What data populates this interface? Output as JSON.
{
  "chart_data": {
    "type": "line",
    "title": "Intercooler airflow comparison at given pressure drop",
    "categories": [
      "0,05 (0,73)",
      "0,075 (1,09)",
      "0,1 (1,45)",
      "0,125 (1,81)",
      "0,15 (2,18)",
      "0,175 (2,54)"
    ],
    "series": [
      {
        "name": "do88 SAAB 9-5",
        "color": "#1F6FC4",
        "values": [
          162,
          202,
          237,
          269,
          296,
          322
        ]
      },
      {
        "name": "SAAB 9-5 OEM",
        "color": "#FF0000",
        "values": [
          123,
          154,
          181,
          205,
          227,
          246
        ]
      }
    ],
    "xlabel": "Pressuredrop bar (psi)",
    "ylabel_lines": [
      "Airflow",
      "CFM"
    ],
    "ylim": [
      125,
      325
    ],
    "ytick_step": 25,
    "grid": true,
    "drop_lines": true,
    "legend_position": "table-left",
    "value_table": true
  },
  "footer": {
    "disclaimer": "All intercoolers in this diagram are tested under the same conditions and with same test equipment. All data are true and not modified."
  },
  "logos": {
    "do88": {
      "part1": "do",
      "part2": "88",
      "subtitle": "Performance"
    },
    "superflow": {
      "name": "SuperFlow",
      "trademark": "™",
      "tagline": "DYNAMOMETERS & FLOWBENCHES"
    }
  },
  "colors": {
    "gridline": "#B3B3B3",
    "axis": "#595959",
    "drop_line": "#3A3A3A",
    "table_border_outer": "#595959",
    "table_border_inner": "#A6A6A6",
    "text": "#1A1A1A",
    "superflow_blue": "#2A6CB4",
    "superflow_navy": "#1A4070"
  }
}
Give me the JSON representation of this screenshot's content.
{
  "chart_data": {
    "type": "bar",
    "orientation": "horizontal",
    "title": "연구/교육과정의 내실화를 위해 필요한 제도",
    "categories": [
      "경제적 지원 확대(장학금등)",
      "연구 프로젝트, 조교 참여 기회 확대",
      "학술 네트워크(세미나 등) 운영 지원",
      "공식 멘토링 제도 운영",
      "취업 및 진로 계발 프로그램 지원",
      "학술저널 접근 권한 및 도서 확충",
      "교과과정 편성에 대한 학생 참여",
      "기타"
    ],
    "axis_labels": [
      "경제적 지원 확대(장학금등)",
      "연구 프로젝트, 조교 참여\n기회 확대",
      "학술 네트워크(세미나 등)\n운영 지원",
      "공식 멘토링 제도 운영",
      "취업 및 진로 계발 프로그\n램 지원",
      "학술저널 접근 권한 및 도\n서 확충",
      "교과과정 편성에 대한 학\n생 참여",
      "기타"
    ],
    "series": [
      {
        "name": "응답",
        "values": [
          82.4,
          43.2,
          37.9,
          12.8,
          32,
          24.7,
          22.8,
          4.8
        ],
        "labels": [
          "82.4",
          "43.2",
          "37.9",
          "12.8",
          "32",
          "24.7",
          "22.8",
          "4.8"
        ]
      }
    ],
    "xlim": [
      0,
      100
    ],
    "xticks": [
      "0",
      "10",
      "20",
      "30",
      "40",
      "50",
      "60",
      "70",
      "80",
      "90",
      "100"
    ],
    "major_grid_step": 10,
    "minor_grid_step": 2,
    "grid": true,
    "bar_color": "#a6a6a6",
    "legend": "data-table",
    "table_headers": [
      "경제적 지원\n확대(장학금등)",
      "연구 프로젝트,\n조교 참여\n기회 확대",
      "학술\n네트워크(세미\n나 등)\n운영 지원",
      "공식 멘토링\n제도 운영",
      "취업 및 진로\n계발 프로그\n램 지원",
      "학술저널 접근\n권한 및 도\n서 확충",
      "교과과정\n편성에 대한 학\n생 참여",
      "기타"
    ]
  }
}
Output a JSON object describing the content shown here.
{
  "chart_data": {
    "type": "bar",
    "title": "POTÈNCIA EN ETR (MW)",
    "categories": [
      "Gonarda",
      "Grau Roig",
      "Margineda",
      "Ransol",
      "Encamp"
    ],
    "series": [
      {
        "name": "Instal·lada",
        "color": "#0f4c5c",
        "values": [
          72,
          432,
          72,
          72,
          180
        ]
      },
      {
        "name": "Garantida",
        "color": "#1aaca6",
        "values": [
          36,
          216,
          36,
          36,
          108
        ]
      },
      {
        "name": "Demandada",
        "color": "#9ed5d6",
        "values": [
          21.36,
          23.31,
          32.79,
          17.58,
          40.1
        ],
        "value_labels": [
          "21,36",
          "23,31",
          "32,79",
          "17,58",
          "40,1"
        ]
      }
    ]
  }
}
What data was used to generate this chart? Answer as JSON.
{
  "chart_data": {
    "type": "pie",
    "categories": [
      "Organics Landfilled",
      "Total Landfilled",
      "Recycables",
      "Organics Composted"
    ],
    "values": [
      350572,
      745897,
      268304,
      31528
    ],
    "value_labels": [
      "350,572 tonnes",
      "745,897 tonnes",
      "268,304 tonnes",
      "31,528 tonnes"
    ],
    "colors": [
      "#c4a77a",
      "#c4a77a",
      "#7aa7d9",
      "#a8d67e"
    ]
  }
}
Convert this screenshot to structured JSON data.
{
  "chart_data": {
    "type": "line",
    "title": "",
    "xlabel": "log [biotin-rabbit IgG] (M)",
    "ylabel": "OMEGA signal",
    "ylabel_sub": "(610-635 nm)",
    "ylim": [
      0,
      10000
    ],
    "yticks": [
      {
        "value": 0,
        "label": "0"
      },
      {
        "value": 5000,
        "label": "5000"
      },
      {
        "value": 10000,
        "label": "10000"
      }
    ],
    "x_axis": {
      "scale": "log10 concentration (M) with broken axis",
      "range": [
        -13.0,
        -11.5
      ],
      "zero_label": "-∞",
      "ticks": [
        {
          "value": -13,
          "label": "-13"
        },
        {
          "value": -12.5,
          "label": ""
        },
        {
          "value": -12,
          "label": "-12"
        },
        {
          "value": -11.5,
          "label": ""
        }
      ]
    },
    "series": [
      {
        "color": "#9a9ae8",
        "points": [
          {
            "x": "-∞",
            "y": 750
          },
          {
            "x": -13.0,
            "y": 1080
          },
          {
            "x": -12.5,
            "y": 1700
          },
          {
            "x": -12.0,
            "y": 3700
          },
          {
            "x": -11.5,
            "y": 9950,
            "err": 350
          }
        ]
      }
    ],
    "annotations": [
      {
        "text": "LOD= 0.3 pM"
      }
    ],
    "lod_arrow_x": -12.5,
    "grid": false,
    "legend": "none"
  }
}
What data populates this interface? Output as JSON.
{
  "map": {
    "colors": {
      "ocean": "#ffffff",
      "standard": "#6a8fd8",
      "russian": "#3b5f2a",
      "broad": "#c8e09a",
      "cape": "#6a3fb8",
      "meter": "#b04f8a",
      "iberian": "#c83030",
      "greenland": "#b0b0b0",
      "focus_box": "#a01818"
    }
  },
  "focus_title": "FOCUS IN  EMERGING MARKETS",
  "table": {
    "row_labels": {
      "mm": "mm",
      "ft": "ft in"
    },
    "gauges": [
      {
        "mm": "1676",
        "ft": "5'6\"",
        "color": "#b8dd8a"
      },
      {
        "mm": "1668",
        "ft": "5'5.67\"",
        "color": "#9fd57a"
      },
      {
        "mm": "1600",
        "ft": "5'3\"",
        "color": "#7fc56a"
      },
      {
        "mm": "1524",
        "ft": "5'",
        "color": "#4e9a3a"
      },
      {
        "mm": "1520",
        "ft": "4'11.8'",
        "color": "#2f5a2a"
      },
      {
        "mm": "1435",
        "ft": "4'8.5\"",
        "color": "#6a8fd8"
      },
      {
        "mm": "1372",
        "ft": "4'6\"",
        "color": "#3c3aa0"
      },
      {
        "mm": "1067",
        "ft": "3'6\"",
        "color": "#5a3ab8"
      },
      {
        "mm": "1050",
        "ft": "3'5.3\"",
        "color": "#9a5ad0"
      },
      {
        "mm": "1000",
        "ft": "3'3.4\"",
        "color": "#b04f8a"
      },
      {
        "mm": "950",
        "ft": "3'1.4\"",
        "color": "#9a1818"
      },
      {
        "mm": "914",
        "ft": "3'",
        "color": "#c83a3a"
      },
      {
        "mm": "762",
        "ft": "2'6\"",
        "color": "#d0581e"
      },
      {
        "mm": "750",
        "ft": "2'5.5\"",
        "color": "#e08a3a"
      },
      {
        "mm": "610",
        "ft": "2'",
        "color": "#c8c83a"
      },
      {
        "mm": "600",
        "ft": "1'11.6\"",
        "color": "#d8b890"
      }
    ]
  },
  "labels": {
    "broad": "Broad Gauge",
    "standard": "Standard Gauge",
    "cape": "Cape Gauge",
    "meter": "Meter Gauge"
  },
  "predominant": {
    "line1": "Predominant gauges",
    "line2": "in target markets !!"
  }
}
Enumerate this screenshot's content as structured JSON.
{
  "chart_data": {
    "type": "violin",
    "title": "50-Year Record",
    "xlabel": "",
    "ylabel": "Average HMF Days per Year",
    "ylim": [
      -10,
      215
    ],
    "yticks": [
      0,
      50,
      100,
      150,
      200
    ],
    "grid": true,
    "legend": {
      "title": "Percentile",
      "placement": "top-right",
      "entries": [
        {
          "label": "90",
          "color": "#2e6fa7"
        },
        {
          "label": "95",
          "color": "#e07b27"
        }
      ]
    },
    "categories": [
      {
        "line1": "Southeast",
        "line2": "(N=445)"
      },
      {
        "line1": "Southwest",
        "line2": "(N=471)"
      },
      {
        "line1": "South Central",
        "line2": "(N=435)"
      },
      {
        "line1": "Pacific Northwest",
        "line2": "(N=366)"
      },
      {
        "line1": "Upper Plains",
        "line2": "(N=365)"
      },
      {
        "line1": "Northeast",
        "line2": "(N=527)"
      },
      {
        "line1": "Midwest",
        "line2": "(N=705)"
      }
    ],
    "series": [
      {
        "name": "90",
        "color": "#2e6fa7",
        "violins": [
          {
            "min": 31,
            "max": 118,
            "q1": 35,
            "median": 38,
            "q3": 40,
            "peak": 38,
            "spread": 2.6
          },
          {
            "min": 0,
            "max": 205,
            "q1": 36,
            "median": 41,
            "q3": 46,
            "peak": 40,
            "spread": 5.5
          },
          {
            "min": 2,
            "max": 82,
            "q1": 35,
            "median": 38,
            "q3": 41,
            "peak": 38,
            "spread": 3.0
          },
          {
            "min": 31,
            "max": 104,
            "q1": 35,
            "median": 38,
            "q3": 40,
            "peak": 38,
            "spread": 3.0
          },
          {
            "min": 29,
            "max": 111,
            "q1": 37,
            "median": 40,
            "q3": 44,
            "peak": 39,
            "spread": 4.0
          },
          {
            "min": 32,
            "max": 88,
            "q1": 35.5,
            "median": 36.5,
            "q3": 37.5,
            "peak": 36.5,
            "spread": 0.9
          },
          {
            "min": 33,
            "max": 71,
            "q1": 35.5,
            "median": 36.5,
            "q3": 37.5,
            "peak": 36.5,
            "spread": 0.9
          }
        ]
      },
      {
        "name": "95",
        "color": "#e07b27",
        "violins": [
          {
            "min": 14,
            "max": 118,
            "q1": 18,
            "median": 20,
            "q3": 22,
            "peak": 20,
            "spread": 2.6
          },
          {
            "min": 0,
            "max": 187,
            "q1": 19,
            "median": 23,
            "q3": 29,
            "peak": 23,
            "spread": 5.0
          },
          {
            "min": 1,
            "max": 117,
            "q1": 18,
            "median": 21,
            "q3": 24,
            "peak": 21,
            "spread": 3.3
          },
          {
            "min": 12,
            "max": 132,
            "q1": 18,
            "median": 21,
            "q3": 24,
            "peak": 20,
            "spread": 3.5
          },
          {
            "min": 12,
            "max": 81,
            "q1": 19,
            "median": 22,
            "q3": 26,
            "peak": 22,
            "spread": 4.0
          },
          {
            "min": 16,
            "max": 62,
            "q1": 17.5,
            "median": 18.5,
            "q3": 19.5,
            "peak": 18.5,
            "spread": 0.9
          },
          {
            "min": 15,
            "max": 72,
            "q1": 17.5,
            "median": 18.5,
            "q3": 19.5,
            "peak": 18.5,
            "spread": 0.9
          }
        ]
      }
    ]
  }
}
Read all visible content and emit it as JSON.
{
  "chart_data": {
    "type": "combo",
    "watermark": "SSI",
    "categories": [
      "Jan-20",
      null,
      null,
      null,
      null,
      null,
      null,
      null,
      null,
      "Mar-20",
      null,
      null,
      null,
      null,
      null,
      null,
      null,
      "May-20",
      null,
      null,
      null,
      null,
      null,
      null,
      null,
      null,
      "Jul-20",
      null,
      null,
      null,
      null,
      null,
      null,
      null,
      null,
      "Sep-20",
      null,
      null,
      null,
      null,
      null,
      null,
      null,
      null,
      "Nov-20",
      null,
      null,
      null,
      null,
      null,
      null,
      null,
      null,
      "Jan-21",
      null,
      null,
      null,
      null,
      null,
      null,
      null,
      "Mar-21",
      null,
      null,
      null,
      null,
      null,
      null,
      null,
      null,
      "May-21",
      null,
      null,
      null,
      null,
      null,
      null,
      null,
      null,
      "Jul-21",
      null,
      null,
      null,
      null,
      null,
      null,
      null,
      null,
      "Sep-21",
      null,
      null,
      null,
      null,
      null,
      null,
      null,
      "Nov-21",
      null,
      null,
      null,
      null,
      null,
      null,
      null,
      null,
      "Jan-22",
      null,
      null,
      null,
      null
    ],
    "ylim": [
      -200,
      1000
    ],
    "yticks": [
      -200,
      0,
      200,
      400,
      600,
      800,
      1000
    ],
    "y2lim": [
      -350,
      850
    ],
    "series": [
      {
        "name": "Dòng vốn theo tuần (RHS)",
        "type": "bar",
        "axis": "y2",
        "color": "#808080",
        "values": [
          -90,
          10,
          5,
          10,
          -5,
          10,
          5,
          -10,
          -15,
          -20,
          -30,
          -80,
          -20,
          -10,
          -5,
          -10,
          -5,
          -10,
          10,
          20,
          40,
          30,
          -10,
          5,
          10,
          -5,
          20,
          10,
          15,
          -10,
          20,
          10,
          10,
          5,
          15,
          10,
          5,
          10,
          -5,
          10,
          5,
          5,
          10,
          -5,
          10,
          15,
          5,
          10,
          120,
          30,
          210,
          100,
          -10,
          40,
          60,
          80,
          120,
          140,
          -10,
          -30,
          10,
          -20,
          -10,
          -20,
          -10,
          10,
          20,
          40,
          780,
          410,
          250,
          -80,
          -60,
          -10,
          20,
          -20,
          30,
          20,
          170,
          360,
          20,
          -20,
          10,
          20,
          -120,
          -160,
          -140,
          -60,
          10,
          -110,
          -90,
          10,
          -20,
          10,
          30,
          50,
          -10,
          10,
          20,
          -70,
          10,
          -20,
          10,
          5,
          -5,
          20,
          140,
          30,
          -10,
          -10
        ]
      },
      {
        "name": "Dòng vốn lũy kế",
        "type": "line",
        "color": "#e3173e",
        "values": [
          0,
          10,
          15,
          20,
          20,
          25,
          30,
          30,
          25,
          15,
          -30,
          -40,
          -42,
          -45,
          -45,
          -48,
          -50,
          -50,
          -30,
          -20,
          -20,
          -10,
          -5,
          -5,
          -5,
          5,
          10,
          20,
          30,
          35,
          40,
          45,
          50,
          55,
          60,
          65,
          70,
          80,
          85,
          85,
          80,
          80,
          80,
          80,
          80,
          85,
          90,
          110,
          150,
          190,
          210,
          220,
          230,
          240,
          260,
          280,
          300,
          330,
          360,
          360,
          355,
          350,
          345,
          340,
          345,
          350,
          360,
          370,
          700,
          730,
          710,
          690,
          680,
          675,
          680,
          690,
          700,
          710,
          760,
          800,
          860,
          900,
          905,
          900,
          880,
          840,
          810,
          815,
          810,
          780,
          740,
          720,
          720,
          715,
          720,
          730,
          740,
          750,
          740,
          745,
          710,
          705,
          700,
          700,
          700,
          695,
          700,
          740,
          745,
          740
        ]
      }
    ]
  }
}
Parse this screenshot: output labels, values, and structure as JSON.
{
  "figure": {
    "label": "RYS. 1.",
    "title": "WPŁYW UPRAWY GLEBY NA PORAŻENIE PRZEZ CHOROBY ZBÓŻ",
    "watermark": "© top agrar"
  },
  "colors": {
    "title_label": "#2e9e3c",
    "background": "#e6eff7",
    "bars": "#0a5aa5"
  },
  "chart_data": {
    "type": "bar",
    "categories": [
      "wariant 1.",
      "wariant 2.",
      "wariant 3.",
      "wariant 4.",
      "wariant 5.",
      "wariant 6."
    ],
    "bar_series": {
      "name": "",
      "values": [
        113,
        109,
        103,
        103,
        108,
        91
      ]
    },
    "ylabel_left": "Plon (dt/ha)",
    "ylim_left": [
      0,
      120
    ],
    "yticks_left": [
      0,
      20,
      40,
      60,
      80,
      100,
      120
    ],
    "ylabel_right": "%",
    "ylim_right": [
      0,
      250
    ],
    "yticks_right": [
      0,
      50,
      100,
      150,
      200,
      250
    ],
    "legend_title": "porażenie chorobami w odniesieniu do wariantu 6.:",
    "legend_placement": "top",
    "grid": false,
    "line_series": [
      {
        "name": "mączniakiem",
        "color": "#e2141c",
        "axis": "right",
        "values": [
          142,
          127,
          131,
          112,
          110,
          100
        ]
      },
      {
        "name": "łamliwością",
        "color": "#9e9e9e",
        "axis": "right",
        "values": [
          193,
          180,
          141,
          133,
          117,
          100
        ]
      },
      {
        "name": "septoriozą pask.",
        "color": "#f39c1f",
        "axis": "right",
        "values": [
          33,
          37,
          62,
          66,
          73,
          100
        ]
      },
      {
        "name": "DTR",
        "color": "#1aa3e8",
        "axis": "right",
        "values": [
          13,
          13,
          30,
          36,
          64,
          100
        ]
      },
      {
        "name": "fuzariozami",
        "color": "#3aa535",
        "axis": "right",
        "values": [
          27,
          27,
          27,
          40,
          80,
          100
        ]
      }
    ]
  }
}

• • • • • • •

• **GIVEN REQUEST**: Copy every line that includes the string "type" from the material above.

• **SOLUTION TO THIS EXERCISE**:
    "type": "line",
    "type": "bar",
    "type": "bar",
    "type": "pie",
    "type": "line",
    "type": "violin",
    "type": "combo",
        "type": "bar",
        "type": "line",
    "type": "bar",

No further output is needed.